--- Begin RAW RECORDS ---

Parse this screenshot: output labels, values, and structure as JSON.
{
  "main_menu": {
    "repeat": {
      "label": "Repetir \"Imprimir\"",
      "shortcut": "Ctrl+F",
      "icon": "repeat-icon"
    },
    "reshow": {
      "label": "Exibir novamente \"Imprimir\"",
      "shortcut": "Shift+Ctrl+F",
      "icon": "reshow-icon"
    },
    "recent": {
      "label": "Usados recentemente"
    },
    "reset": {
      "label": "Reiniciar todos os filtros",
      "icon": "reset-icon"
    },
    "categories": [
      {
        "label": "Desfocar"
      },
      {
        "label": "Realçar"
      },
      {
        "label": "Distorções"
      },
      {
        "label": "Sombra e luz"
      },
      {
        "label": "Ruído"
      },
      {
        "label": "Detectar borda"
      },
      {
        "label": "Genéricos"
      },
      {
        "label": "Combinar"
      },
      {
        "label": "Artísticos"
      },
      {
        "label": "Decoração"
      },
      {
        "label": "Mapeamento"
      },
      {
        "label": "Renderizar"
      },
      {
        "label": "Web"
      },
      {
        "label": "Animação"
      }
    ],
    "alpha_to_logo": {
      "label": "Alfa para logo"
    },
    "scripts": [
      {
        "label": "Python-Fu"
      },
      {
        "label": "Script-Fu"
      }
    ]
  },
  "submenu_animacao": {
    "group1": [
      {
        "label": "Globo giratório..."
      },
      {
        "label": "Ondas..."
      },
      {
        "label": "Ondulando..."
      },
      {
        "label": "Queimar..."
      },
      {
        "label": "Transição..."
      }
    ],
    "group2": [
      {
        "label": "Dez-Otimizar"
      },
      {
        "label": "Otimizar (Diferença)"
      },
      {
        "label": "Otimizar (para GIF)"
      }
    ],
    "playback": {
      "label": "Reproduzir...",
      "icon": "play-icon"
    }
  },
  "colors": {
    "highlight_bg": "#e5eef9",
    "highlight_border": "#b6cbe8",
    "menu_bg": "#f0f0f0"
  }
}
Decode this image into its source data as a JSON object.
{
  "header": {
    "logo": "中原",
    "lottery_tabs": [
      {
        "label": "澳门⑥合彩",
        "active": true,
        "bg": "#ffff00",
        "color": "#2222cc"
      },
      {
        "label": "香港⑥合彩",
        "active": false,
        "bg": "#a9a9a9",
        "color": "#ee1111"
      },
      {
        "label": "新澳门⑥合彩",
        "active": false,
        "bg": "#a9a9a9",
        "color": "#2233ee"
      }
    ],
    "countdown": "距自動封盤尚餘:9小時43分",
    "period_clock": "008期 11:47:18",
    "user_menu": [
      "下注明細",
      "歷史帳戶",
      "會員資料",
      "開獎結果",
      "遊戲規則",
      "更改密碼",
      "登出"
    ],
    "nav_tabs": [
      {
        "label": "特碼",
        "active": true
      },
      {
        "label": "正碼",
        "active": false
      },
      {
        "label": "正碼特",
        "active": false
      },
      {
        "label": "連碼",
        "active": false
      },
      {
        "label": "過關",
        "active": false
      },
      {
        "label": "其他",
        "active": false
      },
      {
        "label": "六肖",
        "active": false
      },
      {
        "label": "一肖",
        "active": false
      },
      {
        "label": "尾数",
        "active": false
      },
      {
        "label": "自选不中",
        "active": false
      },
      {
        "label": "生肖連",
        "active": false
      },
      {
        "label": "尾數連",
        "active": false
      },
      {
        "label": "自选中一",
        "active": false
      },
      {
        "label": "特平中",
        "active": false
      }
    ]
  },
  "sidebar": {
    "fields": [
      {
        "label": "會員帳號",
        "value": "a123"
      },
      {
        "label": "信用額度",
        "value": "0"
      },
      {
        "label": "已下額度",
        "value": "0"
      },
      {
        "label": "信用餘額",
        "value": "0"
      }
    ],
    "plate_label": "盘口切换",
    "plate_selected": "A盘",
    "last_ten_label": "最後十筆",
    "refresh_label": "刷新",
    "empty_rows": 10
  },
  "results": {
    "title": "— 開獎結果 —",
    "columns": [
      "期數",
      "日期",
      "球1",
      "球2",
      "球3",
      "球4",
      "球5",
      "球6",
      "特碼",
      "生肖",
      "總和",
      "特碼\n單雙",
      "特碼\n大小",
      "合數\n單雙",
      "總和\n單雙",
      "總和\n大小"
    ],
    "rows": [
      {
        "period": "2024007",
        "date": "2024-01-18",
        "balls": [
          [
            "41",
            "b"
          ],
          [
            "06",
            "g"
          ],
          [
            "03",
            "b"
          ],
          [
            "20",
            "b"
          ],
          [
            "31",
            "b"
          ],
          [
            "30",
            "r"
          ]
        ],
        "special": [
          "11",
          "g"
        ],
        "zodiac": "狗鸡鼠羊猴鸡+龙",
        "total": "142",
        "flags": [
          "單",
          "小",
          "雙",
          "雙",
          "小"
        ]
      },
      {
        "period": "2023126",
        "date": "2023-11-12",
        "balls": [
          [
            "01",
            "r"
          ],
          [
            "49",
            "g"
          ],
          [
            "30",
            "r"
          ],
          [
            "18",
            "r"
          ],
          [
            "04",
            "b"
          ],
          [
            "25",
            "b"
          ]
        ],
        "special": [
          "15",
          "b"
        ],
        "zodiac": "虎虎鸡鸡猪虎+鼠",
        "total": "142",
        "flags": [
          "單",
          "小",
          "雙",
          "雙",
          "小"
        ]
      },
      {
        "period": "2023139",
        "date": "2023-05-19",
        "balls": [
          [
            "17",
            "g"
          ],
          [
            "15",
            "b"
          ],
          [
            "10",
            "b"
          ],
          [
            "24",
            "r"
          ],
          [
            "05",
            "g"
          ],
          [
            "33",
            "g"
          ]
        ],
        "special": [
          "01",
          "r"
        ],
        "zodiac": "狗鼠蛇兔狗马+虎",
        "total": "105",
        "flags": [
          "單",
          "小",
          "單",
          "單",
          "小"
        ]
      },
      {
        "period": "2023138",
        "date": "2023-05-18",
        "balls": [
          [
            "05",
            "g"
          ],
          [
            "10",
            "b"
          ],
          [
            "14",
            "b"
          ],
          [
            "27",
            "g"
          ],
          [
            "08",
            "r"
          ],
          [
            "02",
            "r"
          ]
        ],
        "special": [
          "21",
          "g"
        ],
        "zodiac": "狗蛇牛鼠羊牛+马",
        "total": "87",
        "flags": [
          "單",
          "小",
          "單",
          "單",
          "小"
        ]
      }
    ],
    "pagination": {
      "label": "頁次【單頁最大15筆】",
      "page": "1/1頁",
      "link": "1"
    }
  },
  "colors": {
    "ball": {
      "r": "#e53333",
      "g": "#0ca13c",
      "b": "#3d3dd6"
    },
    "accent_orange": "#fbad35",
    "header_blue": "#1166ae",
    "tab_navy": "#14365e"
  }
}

--- End RAW RECORDS ---

WORK TO DO: Take the lines above and retype all of them exactly.

REPLY:
Parse this screenshot: output labels, values, and structure as JSON.
{
  "main_menu": {
    "repeat": {
      "label": "Repetir \"Imprimir\"",
      "shortcut": "Ctrl+F",
      "icon": "repeat-icon"
    },
    "reshow": {
      "label": "Exibir novamente \"Imprimir\"",
      "shortcut": "Shift+Ctrl+F",
      "icon": "reshow-icon"
    },
    "recent": {
      "label": "Usados recentemente"
    },
    "reset": {
      "label": "Reiniciar todos os filtros",
      "icon": "reset-icon"
    },
    "categories": [
      {
        "label": "Desfocar"
      },
      {
        "label": "Realçar"
      },
      {
        "label": "Distorções"
      },
      {
        "label": "Sombra e luz"
      },
      {
        "label": "Ruído"
      },
      {
        "label": "Detectar borda"
      },
      {
        "label": "Genéricos"
      },
      {
        "label": "Combinar"
      },
      {
        "label": "Artísticos"
      },
      {
        "label": "Decoração"
      },
      {
        "label": "Mapeamento"
      },
      {
        "label": "Renderizar"
      },
      {
        "label": "Web"
      },
      {
        "label": "Animação"
      }
    ],
    "alpha_to_logo": {
      "label": "Alfa para logo"
    },
    "scripts": [
      {
        "label": "Python-Fu"
      },
      {
        "label": "Script-Fu"
      }
    ]
  },
  "submenu_animacao": {
    "group1": [
      {
        "label": "Globo giratório..."
      },
      {
        "label": "Ondas..."
      },
      {
        "label": "Ondulando..."
      },
      {
        "label": "Queimar..."
      },
      {
        "label": "Transição..."
      }
    ],
    "group2": [
      {
        "label": "Dez-Otimizar"
      },
      {
        "label": "Otimizar (Diferença)"
      },
      {
        "label": "Otimizar (para GIF)"
      }
    ],
    "playback": {
      "label": "Reproduzir...",
      "icon": "play-icon"
    }
  },
  "colors": {
    "highlight_bg": "#e5eef9",
    "highlight_border": "#b6cbe8",
    "menu_bg": "#f0f0f0"
  }
}
Decode this image into its source data as a JSON object.
{
  "header": {
    "logo": "中原",
    "lottery_tabs": [
      {
        "label": "澳门⑥合彩",
        "active": true,
        "bg": "#ffff00",
        "color": "#2222cc"
      },
      {
        "label": "香港⑥合彩",
        "active": false,
        "bg": "#a9a9a9",
        "color": "#ee1111"
      },
      {
        "label": "新澳门⑥合彩",
        "active": false,
        "bg": "#a9a9a9",
        "color": "#2233ee"
      }
    ],
    "countdown": "距自動封盤尚餘:9小時43分",
    "period_clock": "008期 11:47:18",
    "user_menu": [
      "下注明細",
      "歷史帳戶",
      "會員資料",
      "開獎結果",
      "遊戲規則",
      "更改密碼",
      "登出"
    ],
    "nav_tabs": [
      {
        "label": "特碼",
        "active": true
      },
      {
        "label": "正碼",
        "active": false
      },
      {
        "label": "正碼特",
        "active": false
      },
      {
        "label": "連碼",
        "active": false
      },
      {
        "label": "過關",
        "active": false
      },
      {
        "label": "其他",
        "active": false
      },
      {
        "label": "六肖",
        "active": false
      },
      {
        "label": "一肖",
        "active": false
      },
      {
        "label": "尾数",
        "active": false
      },
      {
        "label": "自选不中",
        "active": false
      },
      {
        "label": "生肖連",
        "active": false
      },
      {
        "label": "尾數連",
        "active": false
      },
      {
        "label": "自选中一",
        "active": false
      },
      {
        "label": "特平中",
        "active": false
      }
    ]
  },
  "sidebar": {
    "fields": [
      {
        "label": "會員帳號",
        "value": "a123"
      },
      {
        "label": "信用額度",
        "value": "0"
      },
      {
        "label": "已下額度",
        "value": "0"
      },
      {
        "label": "信用餘額",
        "value": "0"
      }
    ],
    "plate_label": "盘口切换",
    "plate_selected": "A盘",
    "last_ten_label": "最後十筆",
    "refresh_label": "刷新",
    "empty_rows": 10
  },
  "results": {
    "title": "— 開獎結果 —",
    "columns": [
      "期數",
      "日期",
      "球1",
      "球2",
      "球3",
      "球4",
      "球5",
      "球6",
      "特碼",
      "生肖",
      "總和",
      "特碼\n單雙",
      "特碼\n大小",
      "合數\n單雙",
      "總和\n單雙",
      "總和\n大小"
    ],
    "rows": [
      {
        "period": "2024007",
        "date": "2024-01-18",
        "balls": [
          [
            "41",
            "b"
          ],
          [
            "06",
            "g"
          ],
          [
            "03",
            "b"
          ],
          [
            "20",
            "b"
          ],
          [
            "31",
            "b"
          ],
          [
            "30",
            "r"
          ]
        ],
        "special": [
          "11",
          "g"
        ],
        "zodiac": "狗鸡鼠羊猴鸡+龙",
        "total": "142",
        "flags": [
          "單",
          "小",
          "雙",
          "雙",
          "小"
        ]
      },
      {
        "period": "2023126",
        "date": "2023-11-12",
        "balls": [
          [
            "01",
            "r"
          ],
          [
            "49",
            "g"
          ],
          [
            "30",
            "r"
          ],
          [
            "18",
            "r"
          ],
          [
            "04",
            "b"
          ],
          [
            "25",
            "b"
          ]
        ],
        "special": [
          "15",
          "b"
        ],
        "zodiac": "虎虎鸡鸡猪虎+鼠",
        "total": "142",
        "flags": [
          "單",
          "小",
          "雙",
          "雙",
          "小"
        ]
      },
      {
        "period": "2023139",
        "date": "2023-05-19",
        "balls": [
          [
            "17",
            "g"
          ],
          [
            "15",
            "b"
          ],
          [
            "10",
            "b"
          ],
          [
            "24",
            "r"
          ],
          [
            "05",
            "g"
          ],
          [
            "33",
            "g"
          ]
        ],
        "special": [
          "01",
          "r"
        ],
        "zodiac": "狗鼠蛇兔狗马+虎",
        "total": "105",
        "flags": [
          "單",
          "小",
          "單",
          "單",
          "小"
        ]
      },
      {
        "period": "2023138",
        "date": "2023-05-18",
        "balls": [
          [
            "05",
            "g"
          ],
          [
            "10",
            "b"
          ],
          [
            "14",
            "b"
          ],
          [
            "27",
            "g"
          ],
          [
            "08",
            "r"
          ],
          [
            "02",
            "r"
          ]
        ],
        "special": [
          "21",
          "g"
        ],
        "zodiac": "狗蛇牛鼠羊牛+马",
        "total": "87",
        "flags": [
          "單",
          "小",
          "單",
          "單",
          "小"
        ]
      }
    ],
    "pagination": {
      "label": "頁次【單頁最大15筆】",
      "page": "1/1頁",
      "link": "1"
    }
  },
  "colors": {
    "ball": {
      "r": "#e53333",
      "g": "#0ca13c",
      "b": "#3d3dd6"
    },
    "accent_orange": "#fbad35",
    "header_blue": "#1166ae",
    "tab_navy": "#14365e"
  }
}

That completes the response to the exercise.